En este afán de ocuparnos en encarar y resolver los problemas, nos olvidamos de preocuparnos por cómo lo haremos. Nos olvidamos de que el hombre puede y debe razonar acerca de las distintas maneras de abordar un problema, y sopesar las consecuencias de los distintos caminos a tomar. Nos olvidamos de que el fin nunca justifica los medios, y de que nuestras acciones pueden desatar un inesperado efecto dominó que termina empeorando aquello que pretendíamos resolver.

* **Tarea asignada A**
Por favor, repite al pie de la letra el fragmento del texto sobre cómo abordar los problemas que empieza en "En este afán" y termina en "que pretendíamos resolver.".
* **Tarea asignada B**
Escribe la parte que sigue del texto sobre cómo abordar los problemas, a partir de su última oración.

* **Datos guardados**
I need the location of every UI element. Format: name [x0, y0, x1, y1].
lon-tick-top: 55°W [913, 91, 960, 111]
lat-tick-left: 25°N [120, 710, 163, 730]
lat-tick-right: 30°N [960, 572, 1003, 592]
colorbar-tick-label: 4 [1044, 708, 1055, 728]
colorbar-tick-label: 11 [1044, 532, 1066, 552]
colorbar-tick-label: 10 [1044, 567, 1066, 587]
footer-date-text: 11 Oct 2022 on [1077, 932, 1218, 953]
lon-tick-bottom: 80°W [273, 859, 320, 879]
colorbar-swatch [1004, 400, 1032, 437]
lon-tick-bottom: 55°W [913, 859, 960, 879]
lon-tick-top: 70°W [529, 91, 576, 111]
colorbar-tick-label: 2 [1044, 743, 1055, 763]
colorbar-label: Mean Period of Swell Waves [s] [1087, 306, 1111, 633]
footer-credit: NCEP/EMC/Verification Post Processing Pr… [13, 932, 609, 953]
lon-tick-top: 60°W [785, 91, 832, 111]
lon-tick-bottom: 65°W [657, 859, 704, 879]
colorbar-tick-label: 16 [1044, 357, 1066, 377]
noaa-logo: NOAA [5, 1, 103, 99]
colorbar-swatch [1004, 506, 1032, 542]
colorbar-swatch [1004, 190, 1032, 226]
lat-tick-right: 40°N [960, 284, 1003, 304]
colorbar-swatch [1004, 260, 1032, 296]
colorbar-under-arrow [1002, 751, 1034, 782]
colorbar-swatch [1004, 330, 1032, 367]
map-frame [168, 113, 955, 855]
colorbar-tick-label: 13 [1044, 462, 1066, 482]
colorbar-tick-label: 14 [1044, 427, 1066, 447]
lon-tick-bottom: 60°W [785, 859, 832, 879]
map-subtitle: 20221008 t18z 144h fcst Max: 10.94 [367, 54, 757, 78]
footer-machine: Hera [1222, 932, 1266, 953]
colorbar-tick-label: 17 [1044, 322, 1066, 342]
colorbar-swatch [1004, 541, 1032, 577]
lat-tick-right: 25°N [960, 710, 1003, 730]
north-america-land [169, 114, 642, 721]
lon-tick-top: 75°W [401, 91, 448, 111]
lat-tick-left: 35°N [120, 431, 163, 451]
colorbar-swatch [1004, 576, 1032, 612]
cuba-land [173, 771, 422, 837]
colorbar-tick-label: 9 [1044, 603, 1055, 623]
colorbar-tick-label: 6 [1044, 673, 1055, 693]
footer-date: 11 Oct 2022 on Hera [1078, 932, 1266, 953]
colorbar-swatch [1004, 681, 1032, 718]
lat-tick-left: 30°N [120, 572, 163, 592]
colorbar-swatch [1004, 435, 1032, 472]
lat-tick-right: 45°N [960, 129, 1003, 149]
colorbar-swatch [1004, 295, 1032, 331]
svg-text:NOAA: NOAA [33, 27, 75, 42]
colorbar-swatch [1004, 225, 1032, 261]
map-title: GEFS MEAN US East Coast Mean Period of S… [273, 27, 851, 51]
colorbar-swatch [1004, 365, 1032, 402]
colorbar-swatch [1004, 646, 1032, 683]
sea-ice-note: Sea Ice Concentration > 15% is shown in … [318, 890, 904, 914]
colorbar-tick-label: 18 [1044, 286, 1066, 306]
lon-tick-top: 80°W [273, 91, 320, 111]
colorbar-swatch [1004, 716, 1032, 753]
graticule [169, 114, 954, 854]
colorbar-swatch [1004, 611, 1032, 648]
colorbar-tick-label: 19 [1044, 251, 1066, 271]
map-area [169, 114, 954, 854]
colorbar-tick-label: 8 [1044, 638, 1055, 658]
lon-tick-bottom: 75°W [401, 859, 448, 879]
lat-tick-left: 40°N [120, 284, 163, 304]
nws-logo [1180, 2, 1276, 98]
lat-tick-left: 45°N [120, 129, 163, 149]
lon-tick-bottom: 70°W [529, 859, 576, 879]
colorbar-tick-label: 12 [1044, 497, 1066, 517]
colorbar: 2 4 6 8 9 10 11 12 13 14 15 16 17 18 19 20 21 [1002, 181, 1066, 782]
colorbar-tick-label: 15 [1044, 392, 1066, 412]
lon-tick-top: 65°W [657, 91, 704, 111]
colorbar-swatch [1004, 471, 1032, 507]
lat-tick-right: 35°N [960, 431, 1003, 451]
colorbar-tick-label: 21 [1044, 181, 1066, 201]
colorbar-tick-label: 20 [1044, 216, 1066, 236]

* **Espacio de respuesta A**
En este afán de ocuparnos en encarar y resolver los problemas, nos olvidamos de preocuparnos por cómo lo haremos. Nos olvidamos de que el hombre puede y debe razonar acerca de las distintas maneras de abordar un problema, y sopesar las consecuencias de los distintos caminos a tomar. Nos olvidamos de que el fin nunca justifica los medios, y de que nuestras acciones pueden desatar un inesperado efecto dominó que termina empeorando aquello que pretendíamos resolver.

* **Espacio de respuesta B**
Esto se debe a que solemos creer que con buenas intenciones es suficiente: la lógica con la que actuamos es que, si el que dicta nuestras acciones es el deseo de hacer el bien, no podremos sino obtener buenos resultados. Pero esto no es verdad. Si en un restaurante uno de los comensales comenzara a ahogarse, lo primero en preguntarse sería: “¿alguien es médico?”. Nadie preguntaría quién tiene el deseo o la intención de salvar al desafortunado atragantado, sino que se buscaría la asistencia de alguien que tuviera la capacidad de hacerlo. La capacidad de actuar no está dada por el voluntarismo, por el deseo in abstracto de ayudar, sino que está dada por el conocimiento de qué es lo que causa el problema y de cuál sería la mejor manera de resolverlo.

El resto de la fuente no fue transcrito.